Stored dataset items

.....

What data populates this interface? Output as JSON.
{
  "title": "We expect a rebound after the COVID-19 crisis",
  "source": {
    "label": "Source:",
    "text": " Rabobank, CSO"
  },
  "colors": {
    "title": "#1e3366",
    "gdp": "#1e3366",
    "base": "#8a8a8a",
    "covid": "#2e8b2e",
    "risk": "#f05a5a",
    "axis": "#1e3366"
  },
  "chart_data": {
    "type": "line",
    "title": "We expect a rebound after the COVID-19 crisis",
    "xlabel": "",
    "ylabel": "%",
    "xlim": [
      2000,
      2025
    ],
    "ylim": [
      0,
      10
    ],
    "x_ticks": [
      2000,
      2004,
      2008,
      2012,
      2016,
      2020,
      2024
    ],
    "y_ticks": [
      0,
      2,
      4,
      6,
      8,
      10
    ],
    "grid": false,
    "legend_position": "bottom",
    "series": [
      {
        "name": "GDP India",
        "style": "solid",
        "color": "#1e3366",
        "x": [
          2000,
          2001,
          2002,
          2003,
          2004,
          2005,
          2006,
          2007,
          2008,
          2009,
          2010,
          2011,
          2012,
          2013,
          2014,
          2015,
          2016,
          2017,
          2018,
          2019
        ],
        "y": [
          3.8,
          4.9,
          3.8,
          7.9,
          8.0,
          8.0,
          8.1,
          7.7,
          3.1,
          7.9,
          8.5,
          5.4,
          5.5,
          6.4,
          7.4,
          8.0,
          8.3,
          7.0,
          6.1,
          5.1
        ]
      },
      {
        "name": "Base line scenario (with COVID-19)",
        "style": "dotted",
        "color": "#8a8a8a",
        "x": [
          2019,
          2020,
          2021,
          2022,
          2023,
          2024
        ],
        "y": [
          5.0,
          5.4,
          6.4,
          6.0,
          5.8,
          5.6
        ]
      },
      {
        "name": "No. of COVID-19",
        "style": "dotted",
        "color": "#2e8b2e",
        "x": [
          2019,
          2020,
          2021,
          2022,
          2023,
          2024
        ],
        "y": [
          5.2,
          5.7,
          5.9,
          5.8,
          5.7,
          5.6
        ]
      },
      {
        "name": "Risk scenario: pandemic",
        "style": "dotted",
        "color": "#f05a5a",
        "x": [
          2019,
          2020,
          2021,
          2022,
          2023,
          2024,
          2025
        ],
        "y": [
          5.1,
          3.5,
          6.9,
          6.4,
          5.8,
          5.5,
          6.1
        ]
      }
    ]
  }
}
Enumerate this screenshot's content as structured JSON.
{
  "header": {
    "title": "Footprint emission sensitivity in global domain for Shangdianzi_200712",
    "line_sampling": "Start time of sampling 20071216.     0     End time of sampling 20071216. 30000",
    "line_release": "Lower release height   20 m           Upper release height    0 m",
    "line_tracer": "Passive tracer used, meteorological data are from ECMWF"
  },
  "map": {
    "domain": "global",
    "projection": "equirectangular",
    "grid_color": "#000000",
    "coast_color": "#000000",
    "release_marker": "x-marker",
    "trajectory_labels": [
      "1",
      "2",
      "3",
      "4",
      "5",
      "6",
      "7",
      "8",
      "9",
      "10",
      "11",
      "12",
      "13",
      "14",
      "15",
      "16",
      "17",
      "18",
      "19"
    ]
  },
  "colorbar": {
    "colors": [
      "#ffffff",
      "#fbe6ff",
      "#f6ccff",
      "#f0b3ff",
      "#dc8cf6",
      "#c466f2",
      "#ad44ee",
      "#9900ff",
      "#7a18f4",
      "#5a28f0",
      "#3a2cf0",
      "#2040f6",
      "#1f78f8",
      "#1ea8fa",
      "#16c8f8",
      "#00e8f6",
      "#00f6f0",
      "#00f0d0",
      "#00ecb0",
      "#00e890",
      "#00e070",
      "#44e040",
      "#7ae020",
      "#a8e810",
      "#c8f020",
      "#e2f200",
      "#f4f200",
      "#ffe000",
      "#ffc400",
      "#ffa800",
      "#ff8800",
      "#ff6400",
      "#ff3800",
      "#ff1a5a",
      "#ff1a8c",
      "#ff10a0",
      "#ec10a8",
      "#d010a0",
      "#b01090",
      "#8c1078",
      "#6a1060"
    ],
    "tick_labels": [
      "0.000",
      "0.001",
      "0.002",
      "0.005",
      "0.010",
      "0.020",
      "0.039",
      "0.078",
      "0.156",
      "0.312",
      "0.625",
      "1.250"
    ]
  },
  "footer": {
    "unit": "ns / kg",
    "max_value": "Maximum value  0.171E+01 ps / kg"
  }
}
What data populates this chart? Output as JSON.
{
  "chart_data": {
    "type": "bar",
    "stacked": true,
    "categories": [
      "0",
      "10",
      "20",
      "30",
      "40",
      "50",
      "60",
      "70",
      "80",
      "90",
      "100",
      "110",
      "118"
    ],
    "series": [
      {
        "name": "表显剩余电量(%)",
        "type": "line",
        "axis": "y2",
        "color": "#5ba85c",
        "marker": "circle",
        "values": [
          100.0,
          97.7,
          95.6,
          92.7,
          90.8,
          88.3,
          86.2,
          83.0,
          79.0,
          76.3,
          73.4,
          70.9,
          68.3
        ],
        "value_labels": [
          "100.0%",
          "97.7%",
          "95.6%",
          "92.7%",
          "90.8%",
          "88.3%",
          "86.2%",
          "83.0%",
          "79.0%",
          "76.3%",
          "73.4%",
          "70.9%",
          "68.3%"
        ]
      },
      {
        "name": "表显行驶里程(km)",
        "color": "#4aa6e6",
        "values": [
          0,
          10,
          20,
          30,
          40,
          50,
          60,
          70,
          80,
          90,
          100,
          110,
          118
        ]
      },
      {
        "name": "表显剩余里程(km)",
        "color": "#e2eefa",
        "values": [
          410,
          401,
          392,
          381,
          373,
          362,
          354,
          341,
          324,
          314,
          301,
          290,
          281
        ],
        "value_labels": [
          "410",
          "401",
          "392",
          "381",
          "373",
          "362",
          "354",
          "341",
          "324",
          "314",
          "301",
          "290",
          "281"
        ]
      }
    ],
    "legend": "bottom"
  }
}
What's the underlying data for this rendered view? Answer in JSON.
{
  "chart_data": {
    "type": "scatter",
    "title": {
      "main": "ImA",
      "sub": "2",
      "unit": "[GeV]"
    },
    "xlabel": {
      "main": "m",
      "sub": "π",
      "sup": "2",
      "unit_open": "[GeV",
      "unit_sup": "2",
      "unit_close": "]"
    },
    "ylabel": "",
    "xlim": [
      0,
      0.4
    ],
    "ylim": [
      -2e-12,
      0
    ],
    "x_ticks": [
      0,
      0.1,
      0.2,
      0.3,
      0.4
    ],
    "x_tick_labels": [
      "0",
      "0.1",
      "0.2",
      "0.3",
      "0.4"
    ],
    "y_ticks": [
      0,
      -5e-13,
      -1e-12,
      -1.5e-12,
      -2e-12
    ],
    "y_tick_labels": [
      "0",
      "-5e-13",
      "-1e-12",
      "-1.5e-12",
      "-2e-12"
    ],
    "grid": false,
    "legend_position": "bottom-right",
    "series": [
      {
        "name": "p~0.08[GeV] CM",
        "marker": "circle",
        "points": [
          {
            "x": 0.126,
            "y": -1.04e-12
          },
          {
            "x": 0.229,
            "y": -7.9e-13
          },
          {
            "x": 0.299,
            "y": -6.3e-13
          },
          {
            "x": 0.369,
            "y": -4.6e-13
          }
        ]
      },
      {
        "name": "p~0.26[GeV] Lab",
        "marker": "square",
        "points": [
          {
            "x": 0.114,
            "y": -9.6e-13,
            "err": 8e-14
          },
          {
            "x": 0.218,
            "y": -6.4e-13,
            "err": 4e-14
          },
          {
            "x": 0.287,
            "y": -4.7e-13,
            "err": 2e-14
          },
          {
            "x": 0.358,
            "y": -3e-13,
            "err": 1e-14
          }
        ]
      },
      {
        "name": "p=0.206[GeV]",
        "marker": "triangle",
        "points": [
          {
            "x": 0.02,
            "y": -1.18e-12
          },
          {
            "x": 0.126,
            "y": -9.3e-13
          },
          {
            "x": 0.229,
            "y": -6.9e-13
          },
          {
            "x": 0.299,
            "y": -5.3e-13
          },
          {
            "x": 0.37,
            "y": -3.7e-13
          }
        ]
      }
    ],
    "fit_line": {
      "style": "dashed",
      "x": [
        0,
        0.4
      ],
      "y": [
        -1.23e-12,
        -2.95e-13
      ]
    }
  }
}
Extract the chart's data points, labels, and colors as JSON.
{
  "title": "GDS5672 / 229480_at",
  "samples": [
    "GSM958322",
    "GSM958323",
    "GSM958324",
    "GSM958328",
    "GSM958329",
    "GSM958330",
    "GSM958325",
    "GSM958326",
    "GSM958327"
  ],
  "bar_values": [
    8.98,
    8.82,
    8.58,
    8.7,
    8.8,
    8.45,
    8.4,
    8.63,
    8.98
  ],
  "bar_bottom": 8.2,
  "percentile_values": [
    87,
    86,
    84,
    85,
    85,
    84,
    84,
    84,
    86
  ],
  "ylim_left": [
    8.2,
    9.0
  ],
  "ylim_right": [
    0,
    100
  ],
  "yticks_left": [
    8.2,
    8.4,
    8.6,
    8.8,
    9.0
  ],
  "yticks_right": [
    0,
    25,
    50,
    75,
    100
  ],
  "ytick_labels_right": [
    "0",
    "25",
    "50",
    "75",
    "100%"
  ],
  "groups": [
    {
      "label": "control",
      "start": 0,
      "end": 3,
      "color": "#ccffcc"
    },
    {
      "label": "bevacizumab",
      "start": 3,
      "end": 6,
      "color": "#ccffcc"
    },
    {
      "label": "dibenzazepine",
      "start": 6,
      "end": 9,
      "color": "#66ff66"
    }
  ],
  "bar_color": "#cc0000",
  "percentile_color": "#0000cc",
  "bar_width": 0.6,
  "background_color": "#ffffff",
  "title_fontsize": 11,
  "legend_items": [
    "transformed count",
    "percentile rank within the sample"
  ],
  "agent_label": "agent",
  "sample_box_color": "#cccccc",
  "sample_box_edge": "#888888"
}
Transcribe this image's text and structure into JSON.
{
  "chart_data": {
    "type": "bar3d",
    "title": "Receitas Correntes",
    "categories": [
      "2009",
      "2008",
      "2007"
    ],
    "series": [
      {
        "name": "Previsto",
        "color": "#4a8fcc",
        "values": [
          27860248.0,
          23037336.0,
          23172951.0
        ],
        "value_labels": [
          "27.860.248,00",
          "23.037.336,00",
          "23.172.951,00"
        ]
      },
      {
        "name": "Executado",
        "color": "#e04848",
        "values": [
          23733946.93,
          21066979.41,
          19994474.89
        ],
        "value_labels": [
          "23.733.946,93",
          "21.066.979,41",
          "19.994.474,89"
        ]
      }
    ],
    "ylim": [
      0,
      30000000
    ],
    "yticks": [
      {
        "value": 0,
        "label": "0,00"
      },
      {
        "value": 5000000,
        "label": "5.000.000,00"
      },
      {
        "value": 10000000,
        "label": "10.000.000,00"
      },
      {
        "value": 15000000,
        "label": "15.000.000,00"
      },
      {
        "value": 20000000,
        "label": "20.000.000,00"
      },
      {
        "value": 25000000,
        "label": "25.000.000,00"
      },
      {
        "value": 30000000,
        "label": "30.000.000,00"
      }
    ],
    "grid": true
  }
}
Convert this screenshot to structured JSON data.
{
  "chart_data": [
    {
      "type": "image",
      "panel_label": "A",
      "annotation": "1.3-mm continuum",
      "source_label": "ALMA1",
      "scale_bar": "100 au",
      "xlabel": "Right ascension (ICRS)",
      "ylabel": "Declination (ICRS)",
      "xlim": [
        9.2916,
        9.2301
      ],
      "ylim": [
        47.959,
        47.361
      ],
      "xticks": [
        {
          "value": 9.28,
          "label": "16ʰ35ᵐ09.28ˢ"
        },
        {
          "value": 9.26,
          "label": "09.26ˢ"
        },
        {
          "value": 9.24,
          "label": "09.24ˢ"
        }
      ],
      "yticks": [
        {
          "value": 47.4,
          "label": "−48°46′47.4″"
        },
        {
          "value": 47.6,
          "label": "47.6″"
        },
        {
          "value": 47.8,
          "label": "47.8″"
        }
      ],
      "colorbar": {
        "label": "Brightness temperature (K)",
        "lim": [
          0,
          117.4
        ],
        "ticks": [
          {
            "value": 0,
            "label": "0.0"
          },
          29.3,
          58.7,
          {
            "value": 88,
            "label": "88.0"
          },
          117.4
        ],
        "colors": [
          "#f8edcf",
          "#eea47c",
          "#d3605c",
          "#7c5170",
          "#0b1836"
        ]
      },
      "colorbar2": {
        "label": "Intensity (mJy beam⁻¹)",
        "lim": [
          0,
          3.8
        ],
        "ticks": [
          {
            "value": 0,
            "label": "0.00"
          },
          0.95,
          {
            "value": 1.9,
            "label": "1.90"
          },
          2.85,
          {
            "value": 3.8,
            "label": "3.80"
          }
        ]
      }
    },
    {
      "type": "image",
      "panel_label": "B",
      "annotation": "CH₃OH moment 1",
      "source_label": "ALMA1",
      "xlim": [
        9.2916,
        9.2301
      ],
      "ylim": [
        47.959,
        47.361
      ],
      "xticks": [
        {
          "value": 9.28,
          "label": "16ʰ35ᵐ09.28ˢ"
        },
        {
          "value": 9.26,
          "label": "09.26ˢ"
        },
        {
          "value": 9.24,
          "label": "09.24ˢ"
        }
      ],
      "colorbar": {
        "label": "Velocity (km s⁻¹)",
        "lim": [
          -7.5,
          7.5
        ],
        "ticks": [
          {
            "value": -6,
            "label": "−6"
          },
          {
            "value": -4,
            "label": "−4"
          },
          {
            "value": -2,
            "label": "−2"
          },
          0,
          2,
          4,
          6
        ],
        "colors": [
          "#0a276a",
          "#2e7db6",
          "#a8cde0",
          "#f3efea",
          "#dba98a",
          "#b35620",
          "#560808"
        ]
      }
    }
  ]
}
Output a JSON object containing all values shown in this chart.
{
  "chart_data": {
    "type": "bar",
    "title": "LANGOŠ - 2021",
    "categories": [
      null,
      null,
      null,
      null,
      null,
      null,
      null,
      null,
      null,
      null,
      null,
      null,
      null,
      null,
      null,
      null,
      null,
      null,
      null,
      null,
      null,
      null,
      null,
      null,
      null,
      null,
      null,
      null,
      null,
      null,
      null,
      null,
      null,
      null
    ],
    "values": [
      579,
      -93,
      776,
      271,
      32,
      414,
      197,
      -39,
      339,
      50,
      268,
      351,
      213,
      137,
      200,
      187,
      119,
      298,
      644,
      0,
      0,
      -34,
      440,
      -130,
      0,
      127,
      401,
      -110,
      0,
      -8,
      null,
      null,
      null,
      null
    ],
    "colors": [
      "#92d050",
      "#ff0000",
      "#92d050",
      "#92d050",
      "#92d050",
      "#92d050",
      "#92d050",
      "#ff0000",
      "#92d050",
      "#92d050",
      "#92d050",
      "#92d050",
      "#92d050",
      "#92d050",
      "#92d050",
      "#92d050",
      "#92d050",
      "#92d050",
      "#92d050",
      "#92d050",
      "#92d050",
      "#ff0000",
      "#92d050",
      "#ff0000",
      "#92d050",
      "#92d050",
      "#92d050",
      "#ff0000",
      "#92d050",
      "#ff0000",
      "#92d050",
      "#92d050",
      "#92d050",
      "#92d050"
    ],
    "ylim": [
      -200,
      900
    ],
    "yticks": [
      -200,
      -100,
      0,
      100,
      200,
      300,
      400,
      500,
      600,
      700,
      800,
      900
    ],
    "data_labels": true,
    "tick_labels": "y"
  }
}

.....

◆ **Goal**
Scan the material line by line and report each one that contains "populates".

◆ **Final result**
What data populates this interface? Output as JSON.
What data populates this chart? Output as JSON.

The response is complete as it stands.